Locate all lines with the word "type". Copy them.

════════════════════

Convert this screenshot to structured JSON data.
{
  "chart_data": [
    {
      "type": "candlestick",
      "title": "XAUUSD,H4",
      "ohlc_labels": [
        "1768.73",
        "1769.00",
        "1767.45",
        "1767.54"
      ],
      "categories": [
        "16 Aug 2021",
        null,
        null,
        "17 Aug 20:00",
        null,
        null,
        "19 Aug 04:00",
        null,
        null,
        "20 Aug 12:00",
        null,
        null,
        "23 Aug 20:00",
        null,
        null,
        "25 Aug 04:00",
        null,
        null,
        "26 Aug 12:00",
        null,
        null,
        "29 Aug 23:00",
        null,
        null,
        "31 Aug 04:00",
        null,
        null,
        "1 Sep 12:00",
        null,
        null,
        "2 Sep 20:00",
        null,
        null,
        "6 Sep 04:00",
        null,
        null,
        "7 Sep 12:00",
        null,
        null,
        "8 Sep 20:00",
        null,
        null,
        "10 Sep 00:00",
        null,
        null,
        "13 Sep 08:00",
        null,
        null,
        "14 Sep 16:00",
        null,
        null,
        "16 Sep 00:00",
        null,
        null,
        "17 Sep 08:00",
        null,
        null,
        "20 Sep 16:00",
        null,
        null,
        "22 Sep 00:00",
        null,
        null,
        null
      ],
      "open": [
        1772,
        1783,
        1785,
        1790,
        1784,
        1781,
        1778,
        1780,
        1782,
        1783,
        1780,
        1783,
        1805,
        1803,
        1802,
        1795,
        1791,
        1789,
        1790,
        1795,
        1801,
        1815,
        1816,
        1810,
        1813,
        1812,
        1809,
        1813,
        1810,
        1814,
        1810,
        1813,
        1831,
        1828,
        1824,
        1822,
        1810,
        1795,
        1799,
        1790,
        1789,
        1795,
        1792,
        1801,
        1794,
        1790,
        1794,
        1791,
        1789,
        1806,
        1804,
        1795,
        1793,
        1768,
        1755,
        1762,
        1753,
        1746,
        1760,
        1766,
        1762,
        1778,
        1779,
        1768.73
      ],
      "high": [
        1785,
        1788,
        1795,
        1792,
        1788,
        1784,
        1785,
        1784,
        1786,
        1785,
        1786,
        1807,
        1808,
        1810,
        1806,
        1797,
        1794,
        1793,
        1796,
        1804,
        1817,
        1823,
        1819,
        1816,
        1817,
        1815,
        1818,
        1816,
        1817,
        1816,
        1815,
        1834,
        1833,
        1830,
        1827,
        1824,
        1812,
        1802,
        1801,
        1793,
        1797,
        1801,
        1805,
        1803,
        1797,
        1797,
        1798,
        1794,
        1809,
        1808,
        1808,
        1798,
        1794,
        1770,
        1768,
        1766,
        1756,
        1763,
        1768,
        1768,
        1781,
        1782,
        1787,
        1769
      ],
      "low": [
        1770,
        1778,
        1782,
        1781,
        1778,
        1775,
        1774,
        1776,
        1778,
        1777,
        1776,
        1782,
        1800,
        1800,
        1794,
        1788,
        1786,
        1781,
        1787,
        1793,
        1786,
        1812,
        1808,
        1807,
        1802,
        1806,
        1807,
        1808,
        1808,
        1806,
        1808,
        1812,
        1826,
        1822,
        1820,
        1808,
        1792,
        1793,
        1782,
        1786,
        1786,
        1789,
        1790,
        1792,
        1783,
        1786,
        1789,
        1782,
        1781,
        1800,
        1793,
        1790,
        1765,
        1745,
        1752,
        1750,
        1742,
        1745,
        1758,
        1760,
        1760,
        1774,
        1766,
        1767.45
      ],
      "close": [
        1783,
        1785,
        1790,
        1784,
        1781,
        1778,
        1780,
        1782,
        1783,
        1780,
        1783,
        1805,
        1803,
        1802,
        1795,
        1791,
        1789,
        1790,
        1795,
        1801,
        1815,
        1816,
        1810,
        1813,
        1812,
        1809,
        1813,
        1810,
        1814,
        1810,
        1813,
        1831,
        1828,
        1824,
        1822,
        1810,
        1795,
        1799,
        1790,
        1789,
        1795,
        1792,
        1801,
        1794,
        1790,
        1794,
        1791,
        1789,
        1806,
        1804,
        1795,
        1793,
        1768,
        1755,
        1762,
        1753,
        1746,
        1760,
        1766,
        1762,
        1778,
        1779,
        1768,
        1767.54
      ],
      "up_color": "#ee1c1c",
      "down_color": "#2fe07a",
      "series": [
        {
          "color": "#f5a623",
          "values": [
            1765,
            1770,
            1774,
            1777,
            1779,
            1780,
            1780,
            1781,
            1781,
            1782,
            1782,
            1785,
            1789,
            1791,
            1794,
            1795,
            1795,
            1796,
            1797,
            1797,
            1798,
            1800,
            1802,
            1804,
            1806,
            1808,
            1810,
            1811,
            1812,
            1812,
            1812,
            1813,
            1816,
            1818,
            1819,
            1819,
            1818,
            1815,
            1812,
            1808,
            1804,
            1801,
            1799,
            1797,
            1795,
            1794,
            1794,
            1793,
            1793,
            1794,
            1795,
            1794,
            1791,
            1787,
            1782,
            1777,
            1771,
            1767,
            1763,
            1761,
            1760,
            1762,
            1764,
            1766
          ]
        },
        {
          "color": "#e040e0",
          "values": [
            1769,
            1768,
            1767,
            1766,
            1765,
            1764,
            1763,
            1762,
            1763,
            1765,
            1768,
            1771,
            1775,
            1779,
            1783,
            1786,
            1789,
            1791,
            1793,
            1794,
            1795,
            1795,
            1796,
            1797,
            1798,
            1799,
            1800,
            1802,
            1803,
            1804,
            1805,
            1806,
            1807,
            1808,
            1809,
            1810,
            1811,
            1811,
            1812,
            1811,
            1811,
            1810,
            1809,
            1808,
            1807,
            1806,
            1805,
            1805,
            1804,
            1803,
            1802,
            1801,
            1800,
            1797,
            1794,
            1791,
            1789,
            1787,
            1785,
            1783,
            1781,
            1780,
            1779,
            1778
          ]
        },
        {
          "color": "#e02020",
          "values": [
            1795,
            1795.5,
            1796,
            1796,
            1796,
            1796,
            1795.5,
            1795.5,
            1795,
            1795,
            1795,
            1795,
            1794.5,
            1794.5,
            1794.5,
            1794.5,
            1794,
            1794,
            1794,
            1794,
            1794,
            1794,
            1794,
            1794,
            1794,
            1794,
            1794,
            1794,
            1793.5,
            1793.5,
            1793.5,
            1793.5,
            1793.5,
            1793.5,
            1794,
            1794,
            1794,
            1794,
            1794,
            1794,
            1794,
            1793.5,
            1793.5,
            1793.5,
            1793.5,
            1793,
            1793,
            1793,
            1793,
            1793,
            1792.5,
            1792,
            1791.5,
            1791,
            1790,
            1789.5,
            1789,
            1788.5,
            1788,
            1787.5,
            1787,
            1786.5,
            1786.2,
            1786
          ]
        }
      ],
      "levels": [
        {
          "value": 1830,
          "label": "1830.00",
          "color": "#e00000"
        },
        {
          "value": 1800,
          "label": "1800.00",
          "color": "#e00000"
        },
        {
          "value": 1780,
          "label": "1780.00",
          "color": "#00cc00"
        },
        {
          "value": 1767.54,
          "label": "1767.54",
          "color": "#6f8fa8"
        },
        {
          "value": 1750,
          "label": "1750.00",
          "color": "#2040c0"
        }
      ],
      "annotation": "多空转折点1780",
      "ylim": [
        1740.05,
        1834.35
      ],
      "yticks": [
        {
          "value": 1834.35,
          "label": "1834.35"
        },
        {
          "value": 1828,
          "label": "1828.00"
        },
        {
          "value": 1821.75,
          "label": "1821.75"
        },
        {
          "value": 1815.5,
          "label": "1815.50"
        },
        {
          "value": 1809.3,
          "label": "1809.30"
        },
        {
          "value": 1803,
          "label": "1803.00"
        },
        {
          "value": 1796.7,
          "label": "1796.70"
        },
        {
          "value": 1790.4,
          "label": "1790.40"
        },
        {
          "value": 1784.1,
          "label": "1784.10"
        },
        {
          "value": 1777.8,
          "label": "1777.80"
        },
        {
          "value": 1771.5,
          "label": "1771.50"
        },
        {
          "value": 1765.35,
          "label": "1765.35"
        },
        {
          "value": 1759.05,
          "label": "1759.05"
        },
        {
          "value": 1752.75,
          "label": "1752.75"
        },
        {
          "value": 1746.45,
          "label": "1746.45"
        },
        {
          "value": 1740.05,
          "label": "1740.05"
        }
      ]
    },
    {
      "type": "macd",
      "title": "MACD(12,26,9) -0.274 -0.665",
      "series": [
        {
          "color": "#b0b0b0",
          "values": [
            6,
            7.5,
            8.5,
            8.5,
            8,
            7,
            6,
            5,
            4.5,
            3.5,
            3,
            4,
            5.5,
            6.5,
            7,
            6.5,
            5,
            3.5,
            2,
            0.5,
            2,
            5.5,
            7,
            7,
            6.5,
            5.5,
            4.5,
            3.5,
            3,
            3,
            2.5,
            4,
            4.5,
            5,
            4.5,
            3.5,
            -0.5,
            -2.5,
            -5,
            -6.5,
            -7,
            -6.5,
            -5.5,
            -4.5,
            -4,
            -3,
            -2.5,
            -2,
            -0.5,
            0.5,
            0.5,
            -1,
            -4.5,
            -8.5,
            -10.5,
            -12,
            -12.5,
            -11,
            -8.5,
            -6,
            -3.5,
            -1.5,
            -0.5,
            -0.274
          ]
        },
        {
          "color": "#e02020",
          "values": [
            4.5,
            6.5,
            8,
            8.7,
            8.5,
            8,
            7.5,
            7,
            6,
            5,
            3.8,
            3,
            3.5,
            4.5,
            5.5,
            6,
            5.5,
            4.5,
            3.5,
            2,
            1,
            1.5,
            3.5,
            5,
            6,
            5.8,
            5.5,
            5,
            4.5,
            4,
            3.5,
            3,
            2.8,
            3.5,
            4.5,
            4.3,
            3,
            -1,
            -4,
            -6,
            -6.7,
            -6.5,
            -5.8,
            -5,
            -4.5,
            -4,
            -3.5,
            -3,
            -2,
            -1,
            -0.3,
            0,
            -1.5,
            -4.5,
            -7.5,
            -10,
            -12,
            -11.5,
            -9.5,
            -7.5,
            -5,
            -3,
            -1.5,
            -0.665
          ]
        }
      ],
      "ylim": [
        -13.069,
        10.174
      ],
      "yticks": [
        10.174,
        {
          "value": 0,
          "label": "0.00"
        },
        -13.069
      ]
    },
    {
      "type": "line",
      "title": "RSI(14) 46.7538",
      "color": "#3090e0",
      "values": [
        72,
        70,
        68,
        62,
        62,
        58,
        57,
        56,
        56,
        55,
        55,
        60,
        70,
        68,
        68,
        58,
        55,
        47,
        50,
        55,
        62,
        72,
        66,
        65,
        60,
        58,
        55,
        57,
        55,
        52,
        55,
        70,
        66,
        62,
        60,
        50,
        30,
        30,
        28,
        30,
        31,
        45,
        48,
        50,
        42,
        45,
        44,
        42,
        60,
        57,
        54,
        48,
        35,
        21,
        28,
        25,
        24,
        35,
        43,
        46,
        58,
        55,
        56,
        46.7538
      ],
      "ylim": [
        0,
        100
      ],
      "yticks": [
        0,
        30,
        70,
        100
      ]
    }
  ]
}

════════════════════

=== Correct result ===
      "type": "candlestick",
      "type": "macd",
      "type": "line",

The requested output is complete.